_Given instruction_
Which lines hold the word "backup"? Copy each of them.

_Input_
•••
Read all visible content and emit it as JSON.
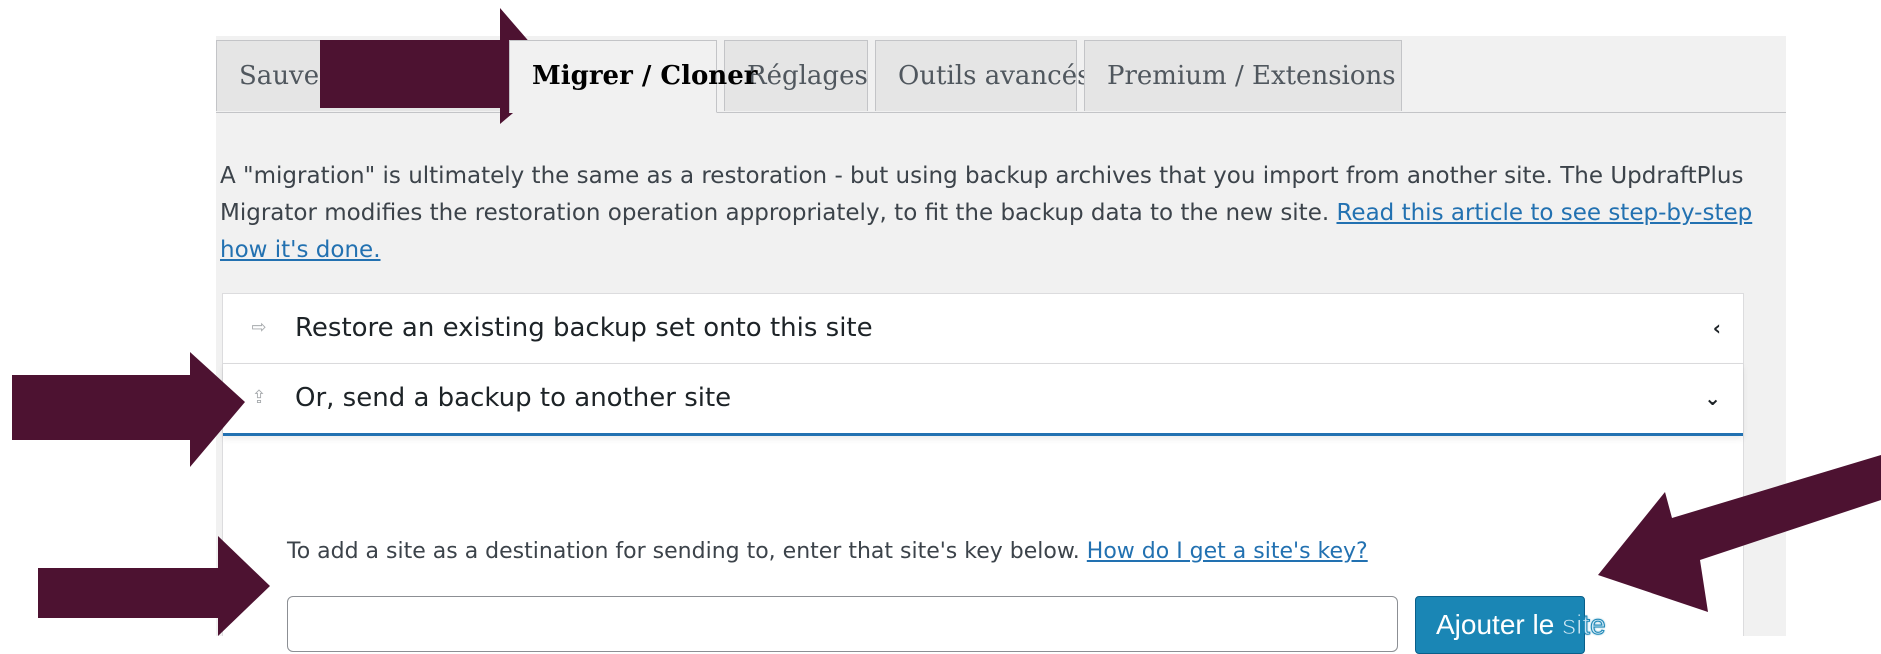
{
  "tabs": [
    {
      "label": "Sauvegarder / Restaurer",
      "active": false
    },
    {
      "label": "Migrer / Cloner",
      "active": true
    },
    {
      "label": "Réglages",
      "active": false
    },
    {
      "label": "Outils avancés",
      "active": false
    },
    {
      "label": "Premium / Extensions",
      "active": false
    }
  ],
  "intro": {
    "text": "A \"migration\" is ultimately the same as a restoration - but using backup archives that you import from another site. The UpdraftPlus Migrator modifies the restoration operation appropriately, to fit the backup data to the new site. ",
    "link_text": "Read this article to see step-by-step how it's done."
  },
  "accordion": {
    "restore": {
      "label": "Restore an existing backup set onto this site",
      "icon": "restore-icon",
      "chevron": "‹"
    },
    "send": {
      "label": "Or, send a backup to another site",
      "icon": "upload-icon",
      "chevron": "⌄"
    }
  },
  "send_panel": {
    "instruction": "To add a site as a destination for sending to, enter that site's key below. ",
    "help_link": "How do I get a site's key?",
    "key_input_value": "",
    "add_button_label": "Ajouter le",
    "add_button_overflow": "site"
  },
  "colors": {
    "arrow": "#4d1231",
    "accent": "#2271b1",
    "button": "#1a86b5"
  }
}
•••
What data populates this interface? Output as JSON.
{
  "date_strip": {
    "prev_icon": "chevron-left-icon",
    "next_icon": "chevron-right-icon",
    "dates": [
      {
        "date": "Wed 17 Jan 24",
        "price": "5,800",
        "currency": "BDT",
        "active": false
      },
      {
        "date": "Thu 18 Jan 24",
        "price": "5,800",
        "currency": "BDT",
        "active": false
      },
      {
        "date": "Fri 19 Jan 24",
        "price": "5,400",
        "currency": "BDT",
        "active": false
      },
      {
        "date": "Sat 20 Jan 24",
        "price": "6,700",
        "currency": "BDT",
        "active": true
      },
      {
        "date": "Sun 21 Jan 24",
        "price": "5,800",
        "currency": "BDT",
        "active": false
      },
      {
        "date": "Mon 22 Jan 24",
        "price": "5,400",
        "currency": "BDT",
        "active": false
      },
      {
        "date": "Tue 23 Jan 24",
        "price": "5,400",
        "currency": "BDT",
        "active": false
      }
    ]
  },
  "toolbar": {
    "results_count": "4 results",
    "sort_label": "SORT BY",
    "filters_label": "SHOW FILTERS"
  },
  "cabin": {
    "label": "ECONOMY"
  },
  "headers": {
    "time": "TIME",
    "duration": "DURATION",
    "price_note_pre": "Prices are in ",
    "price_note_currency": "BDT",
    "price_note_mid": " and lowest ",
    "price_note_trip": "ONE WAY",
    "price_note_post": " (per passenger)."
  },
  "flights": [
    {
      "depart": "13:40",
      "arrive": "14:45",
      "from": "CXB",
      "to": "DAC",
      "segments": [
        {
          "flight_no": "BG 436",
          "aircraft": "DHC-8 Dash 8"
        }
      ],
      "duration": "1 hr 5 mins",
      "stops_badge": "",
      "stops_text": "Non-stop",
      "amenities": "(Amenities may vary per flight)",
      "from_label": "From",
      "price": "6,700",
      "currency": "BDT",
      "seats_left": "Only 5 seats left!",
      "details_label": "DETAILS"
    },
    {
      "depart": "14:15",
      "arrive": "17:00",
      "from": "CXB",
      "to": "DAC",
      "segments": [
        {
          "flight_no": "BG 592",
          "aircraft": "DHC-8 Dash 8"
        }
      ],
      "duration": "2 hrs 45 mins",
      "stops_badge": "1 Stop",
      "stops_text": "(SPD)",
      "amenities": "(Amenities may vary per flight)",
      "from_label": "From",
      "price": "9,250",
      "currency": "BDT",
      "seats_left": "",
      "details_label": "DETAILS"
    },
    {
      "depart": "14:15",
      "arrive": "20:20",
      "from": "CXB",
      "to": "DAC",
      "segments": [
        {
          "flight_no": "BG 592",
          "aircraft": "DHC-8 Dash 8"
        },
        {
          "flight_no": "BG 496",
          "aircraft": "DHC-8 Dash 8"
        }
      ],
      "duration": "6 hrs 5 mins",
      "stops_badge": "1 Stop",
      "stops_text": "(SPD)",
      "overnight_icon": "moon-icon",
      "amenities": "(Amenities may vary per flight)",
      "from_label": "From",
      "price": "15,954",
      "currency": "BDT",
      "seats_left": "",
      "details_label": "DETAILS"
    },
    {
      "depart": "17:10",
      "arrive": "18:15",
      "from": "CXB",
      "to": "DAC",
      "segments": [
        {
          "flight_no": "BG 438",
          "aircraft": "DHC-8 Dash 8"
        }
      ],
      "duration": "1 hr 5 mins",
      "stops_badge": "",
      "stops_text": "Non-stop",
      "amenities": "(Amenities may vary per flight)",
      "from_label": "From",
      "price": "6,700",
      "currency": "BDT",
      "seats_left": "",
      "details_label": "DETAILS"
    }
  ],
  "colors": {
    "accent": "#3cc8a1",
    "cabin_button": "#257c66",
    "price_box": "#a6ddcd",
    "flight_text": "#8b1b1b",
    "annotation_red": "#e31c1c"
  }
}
•••
_Correct response_
    "text": "A \"migration\" is ultimately the same as a restoration - but using backup archives that you import from another site. The UpdraftPlus Migrator modifies the restoration operation appropriately, to fit the backup data to the new site. ",
      "label": "Restore an existing backup set onto this site",
      "label": "Or, send a backup to another site",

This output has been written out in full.